##### Material provided #####

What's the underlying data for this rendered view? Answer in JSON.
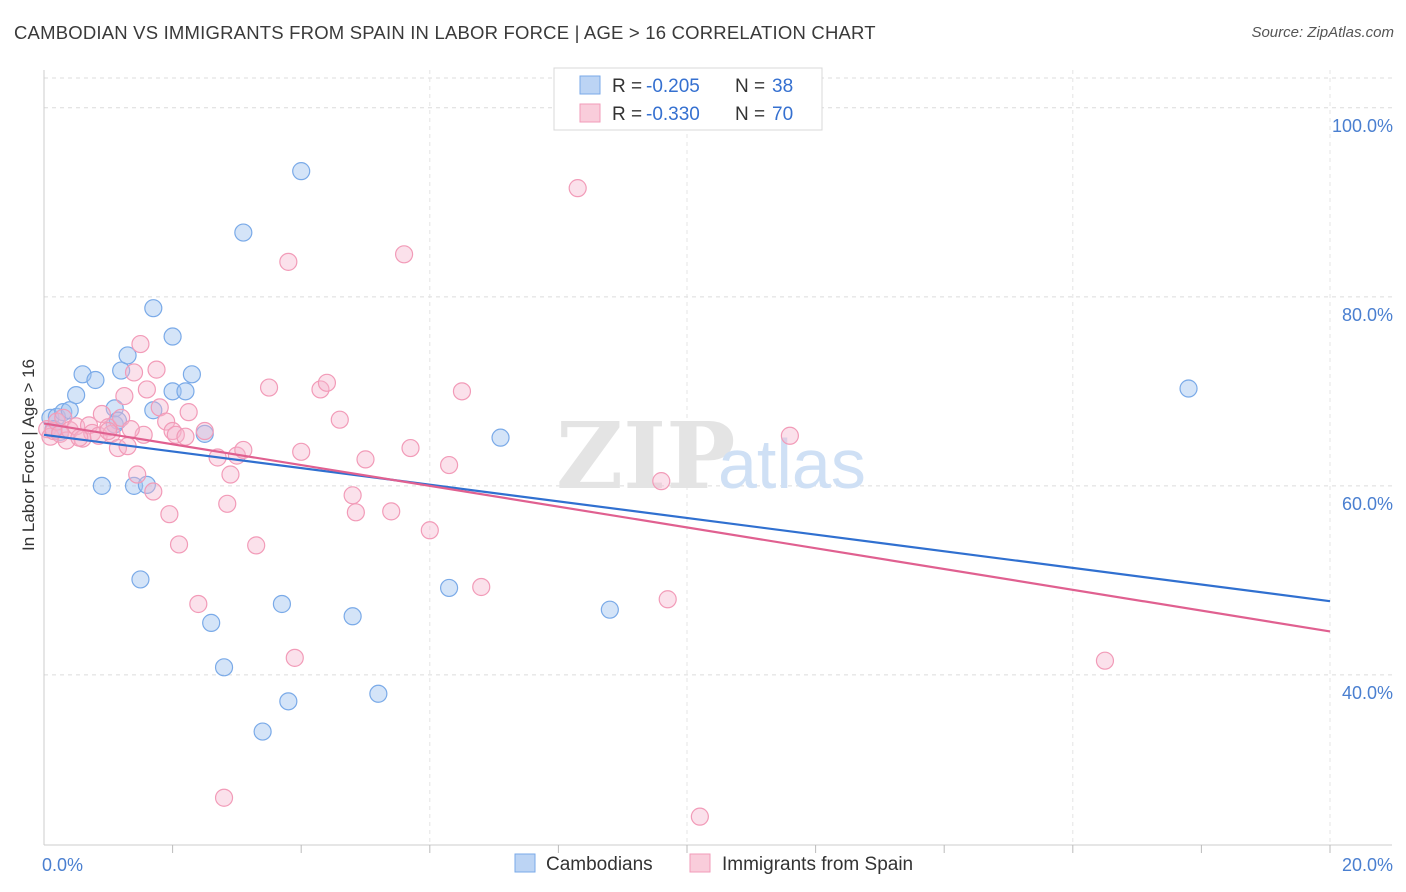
{
  "title": "CAMBODIAN VS IMMIGRANTS FROM SPAIN IN LABOR FORCE | AGE > 16 CORRELATION CHART",
  "source": "Source: ZipAtlas.com",
  "watermark": {
    "zip": "ZIP",
    "atlas": "atlas"
  },
  "legend": {
    "rows": [
      {
        "r_label": "R =",
        "r_value": "-0.205",
        "n_label": "N =",
        "n_value": "38"
      },
      {
        "r_label": "R =",
        "r_value": "-0.330",
        "n_label": "N =",
        "n_value": "70"
      }
    ]
  },
  "chart_data": {
    "type": "scatter",
    "title": "CAMBODIAN VS IMMIGRANTS FROM SPAIN IN LABOR FORCE | AGE > 16 CORRELATION CHART",
    "xlabel": "",
    "ylabel": "In Labor Force | Age > 16",
    "xlim": [
      0,
      20
    ],
    "ylim": [
      22,
      104
    ],
    "x_tick_labels": [
      {
        "value": 0,
        "label": "0.0%"
      },
      {
        "value": 20,
        "label": "20.0%"
      }
    ],
    "y_tick_labels": [
      {
        "value": 40,
        "label": "40.0%"
      },
      {
        "value": 60,
        "label": "60.0%"
      },
      {
        "value": 80,
        "label": "80.0%"
      },
      {
        "value": 100,
        "label": "100.0%"
      }
    ],
    "grid": true,
    "legend_position": "top-center",
    "colors": {
      "cambodians": "#7aaae8",
      "spain": "#f29bb8",
      "cambodians_line": "#3070d0",
      "spain_line": "#e06090"
    },
    "series": [
      {
        "name": "Cambodians",
        "r": -0.205,
        "n": 38,
        "trend": {
          "x0": 0,
          "y0": 65.4,
          "x1": 20,
          "y1": 47.8
        },
        "points": [
          [
            0.1,
            67.2
          ],
          [
            0.2,
            67.3
          ],
          [
            0.3,
            67.8
          ],
          [
            0.4,
            68.0
          ],
          [
            0.5,
            69.6
          ],
          [
            0.6,
            71.8
          ],
          [
            0.8,
            71.2
          ],
          [
            0.9,
            60.0
          ],
          [
            1.1,
            68.2
          ],
          [
            1.1,
            66.5
          ],
          [
            1.2,
            72.2
          ],
          [
            1.3,
            73.8
          ],
          [
            1.4,
            60.0
          ],
          [
            1.5,
            50.1
          ],
          [
            1.6,
            60.1
          ],
          [
            1.7,
            78.8
          ],
          [
            1.7,
            68.0
          ],
          [
            2.0,
            75.8
          ],
          [
            2.0,
            70.0
          ],
          [
            2.2,
            70.0
          ],
          [
            2.3,
            71.8
          ],
          [
            2.5,
            65.5
          ],
          [
            2.6,
            45.5
          ],
          [
            2.8,
            40.8
          ],
          [
            3.1,
            86.8
          ],
          [
            3.4,
            34.0
          ],
          [
            3.7,
            47.5
          ],
          [
            3.8,
            37.2
          ],
          [
            4.0,
            93.3
          ],
          [
            4.8,
            46.2
          ],
          [
            5.2,
            38.0
          ],
          [
            6.3,
            49.2
          ],
          [
            7.1,
            65.1
          ],
          [
            8.8,
            46.9
          ],
          [
            17.8,
            70.3
          ],
          [
            0.15,
            66.0
          ],
          [
            0.25,
            65.7
          ],
          [
            1.15,
            66.9
          ]
        ]
      },
      {
        "name": "Immigrants from Spain",
        "r": -0.33,
        "n": 70,
        "trend": {
          "x0": 0,
          "y0": 66.6,
          "x1": 20,
          "y1": 44.6
        },
        "points": [
          [
            0.05,
            66.0
          ],
          [
            0.1,
            65.2
          ],
          [
            0.15,
            65.8
          ],
          [
            0.2,
            66.8
          ],
          [
            0.25,
            65.5
          ],
          [
            0.3,
            67.2
          ],
          [
            0.35,
            64.8
          ],
          [
            0.4,
            65.9
          ],
          [
            0.5,
            66.3
          ],
          [
            0.6,
            65.0
          ],
          [
            0.7,
            66.4
          ],
          [
            0.75,
            65.6
          ],
          [
            0.85,
            65.3
          ],
          [
            0.9,
            67.6
          ],
          [
            1.0,
            66.2
          ],
          [
            1.05,
            65.5
          ],
          [
            1.15,
            64.0
          ],
          [
            1.2,
            67.2
          ],
          [
            1.25,
            69.5
          ],
          [
            1.3,
            64.2
          ],
          [
            1.4,
            72.0
          ],
          [
            1.45,
            61.2
          ],
          [
            1.5,
            75.0
          ],
          [
            1.55,
            65.4
          ],
          [
            1.6,
            70.2
          ],
          [
            1.7,
            59.4
          ],
          [
            1.75,
            72.3
          ],
          [
            1.8,
            68.3
          ],
          [
            1.9,
            66.8
          ],
          [
            1.95,
            57.0
          ],
          [
            2.0,
            65.8
          ],
          [
            2.05,
            65.4
          ],
          [
            2.1,
            53.8
          ],
          [
            2.2,
            65.2
          ],
          [
            2.25,
            67.8
          ],
          [
            2.4,
            47.5
          ],
          [
            2.5,
            65.8
          ],
          [
            2.7,
            63.0
          ],
          [
            2.85,
            58.1
          ],
          [
            2.9,
            61.2
          ],
          [
            3.0,
            63.2
          ],
          [
            3.1,
            63.8
          ],
          [
            3.3,
            53.7
          ],
          [
            3.5,
            70.4
          ],
          [
            3.8,
            83.7
          ],
          [
            3.9,
            41.8
          ],
          [
            4.0,
            63.6
          ],
          [
            4.3,
            70.2
          ],
          [
            4.4,
            70.9
          ],
          [
            4.6,
            67.0
          ],
          [
            4.8,
            59.0
          ],
          [
            4.85,
            57.2
          ],
          [
            5.0,
            62.8
          ],
          [
            5.4,
            57.3
          ],
          [
            5.6,
            84.5
          ],
          [
            5.7,
            64.0
          ],
          [
            6.0,
            55.3
          ],
          [
            6.3,
            62.2
          ],
          [
            6.5,
            70.0
          ],
          [
            6.8,
            49.3
          ],
          [
            8.3,
            91.5
          ],
          [
            9.6,
            60.5
          ],
          [
            9.7,
            48.0
          ],
          [
            10.2,
            25.0
          ],
          [
            11.6,
            65.3
          ],
          [
            16.5,
            41.5
          ],
          [
            2.8,
            27.0
          ],
          [
            1.0,
            65.8
          ],
          [
            0.55,
            65.1
          ],
          [
            1.35,
            66.0
          ]
        ]
      }
    ]
  },
  "bottom_legend": [
    {
      "label": "Cambodians"
    },
    {
      "label": "Immigrants from Spain"
    }
  ]
}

#####

* Given instruction *
Quote the records above in full, dropping each picture.

* Finished task *
What's the underlying data for this rendered view? Answer in JSON.
{
  "title": "CAMBODIAN VS IMMIGRANTS FROM SPAIN IN LABOR FORCE | AGE > 16 CORRELATION CHART",
  "source": "Source: ZipAtlas.com",
  "watermark": {
    "zip": "ZIP",
    "atlas": "atlas"
  },
  "legend": {
    "rows": [
      {
        "r_label": "R =",
        "r_value": "-0.205",
        "n_label": "N =",
        "n_value": "38"
      },
      {
        "r_label": "R =",
        "r_value": "-0.330",
        "n_label": "N =",
        "n_value": "70"
      }
    ]
  },
  "chart_data": {
    "type": "scatter",
    "title": "CAMBODIAN VS IMMIGRANTS FROM SPAIN IN LABOR FORCE | AGE > 16 CORRELATION CHART",
    "xlabel": "",
    "ylabel": "In Labor Force | Age > 16",
    "xlim": [
      0,
      20
    ],
    "ylim": [
      22,
      104
    ],
    "x_tick_labels": [
      {
        "value": 0,
        "label": "0.0%"
      },
      {
        "value": 20,
        "label": "20.0%"
      }
    ],
    "y_tick_labels": [
      {
        "value": 40,
        "label": "40.0%"
      },
      {
        "value": 60,
        "label": "60.0%"
      },
      {
        "value": 80,
        "label": "80.0%"
      },
      {
        "value": 100,
        "label": "100.0%"
      }
    ],
    "grid": true,
    "legend_position": "top-center",
    "colors": {
      "cambodians": "#7aaae8",
      "spain": "#f29bb8",
      "cambodians_line": "#3070d0",
      "spain_line": "#e06090"
    },
    "series": [
      {
        "name": "Cambodians",
        "r": -0.205,
        "n": 38,
        "trend": {
          "x0": 0,
          "y0": 65.4,
          "x1": 20,
          "y1": 47.8
        },
        "points": [
          [
            0.1,
            67.2
          ],
          [
            0.2,
            67.3
          ],
          [
            0.3,
            67.8
          ],
          [
            0.4,
            68.0
          ],
          [
            0.5,
            69.6
          ],
          [
            0.6,
            71.8
          ],
          [
            0.8,
            71.2
          ],
          [
            0.9,
            60.0
          ],
          [
            1.1,
            68.2
          ],
          [
            1.1,
            66.5
          ],
          [
            1.2,
            72.2
          ],
          [
            1.3,
            73.8
          ],
          [
            1.4,
            60.0
          ],
          [
            1.5,
            50.1
          ],
          [
            1.6,
            60.1
          ],
          [
            1.7,
            78.8
          ],
          [
            1.7,
            68.0
          ],
          [
            2.0,
            75.8
          ],
          [
            2.0,
            70.0
          ],
          [
            2.2,
            70.0
          ],
          [
            2.3,
            71.8
          ],
          [
            2.5,
            65.5
          ],
          [
            2.6,
            45.5
          ],
          [
            2.8,
            40.8
          ],
          [
            3.1,
            86.8
          ],
          [
            3.4,
            34.0
          ],
          [
            3.7,
            47.5
          ],
          [
            3.8,
            37.2
          ],
          [
            4.0,
            93.3
          ],
          [
            4.8,
            46.2
          ],
          [
            5.2,
            38.0
          ],
          [
            6.3,
            49.2
          ],
          [
            7.1,
            65.1
          ],
          [
            8.8,
            46.9
          ],
          [
            17.8,
            70.3
          ],
          [
            0.15,
            66.0
          ],
          [
            0.25,
            65.7
          ],
          [
            1.15,
            66.9
          ]
        ]
      },
      {
        "name": "Immigrants from Spain",
        "r": -0.33,
        "n": 70,
        "trend": {
          "x0": 0,
          "y0": 66.6,
          "x1": 20,
          "y1": 44.6
        },
        "points": [
          [
            0.05,
            66.0
          ],
          [
            0.1,
            65.2
          ],
          [
            0.15,
            65.8
          ],
          [
            0.2,
            66.8
          ],
          [
            0.25,
            65.5
          ],
          [
            0.3,
            67.2
          ],
          [
            0.35,
            64.8
          ],
          [
            0.4,
            65.9
          ],
          [
            0.5,
            66.3
          ],
          [
            0.6,
            65.0
          ],
          [
            0.7,
            66.4
          ],
          [
            0.75,
            65.6
          ],
          [
            0.85,
            65.3
          ],
          [
            0.9,
            67.6
          ],
          [
            1.0,
            66.2
          ],
          [
            1.05,
            65.5
          ],
          [
            1.15,
            64.0
          ],
          [
            1.2,
            67.2
          ],
          [
            1.25,
            69.5
          ],
          [
            1.3,
            64.2
          ],
          [
            1.4,
            72.0
          ],
          [
            1.45,
            61.2
          ],
          [
            1.5,
            75.0
          ],
          [
            1.55,
            65.4
          ],
          [
            1.6,
            70.2
          ],
          [
            1.7,
            59.4
          ],
          [
            1.75,
            72.3
          ],
          [
            1.8,
            68.3
          ],
          [
            1.9,
            66.8
          ],
          [
            1.95,
            57.0
          ],
          [
            2.0,
            65.8
          ],
          [
            2.05,
            65.4
          ],
          [
            2.1,
            53.8
          ],
          [
            2.2,
            65.2
          ],
          [
            2.25,
            67.8
          ],
          [
            2.4,
            47.5
          ],
          [
            2.5,
            65.8
          ],
          [
            2.7,
            63.0
          ],
          [
            2.85,
            58.1
          ],
          [
            2.9,
            61.2
          ],
          [
            3.0,
            63.2
          ],
          [
            3.1,
            63.8
          ],
          [
            3.3,
            53.7
          ],
          [
            3.5,
            70.4
          ],
          [
            3.8,
            83.7
          ],
          [
            3.9,
            41.8
          ],
          [
            4.0,
            63.6
          ],
          [
            4.3,
            70.2
          ],
          [
            4.4,
            70.9
          ],
          [
            4.6,
            67.0
          ],
          [
            4.8,
            59.0
          ],
          [
            4.85,
            57.2
          ],
          [
            5.0,
            62.8
          ],
          [
            5.4,
            57.3
          ],
          [
            5.6,
            84.5
          ],
          [
            5.7,
            64.0
          ],
          [
            6.0,
            55.3
          ],
          [
            6.3,
            62.2
          ],
          [
            6.5,
            70.0
          ],
          [
            6.8,
            49.3
          ],
          [
            8.3,
            91.5
          ],
          [
            9.6,
            60.5
          ],
          [
            9.7,
            48.0
          ],
          [
            10.2,
            25.0
          ],
          [
            11.6,
            65.3
          ],
          [
            16.5,
            41.5
          ],
          [
            2.8,
            27.0
          ],
          [
            1.0,
            65.8
          ],
          [
            0.55,
            65.1
          ],
          [
            1.35,
            66.0
          ]
        ]
      }
    ]
  },
  "bottom_legend": [
    {
      "label": "Cambodians"
    },
    {
      "label": "Immigrants from Spain"
    }
  ]
}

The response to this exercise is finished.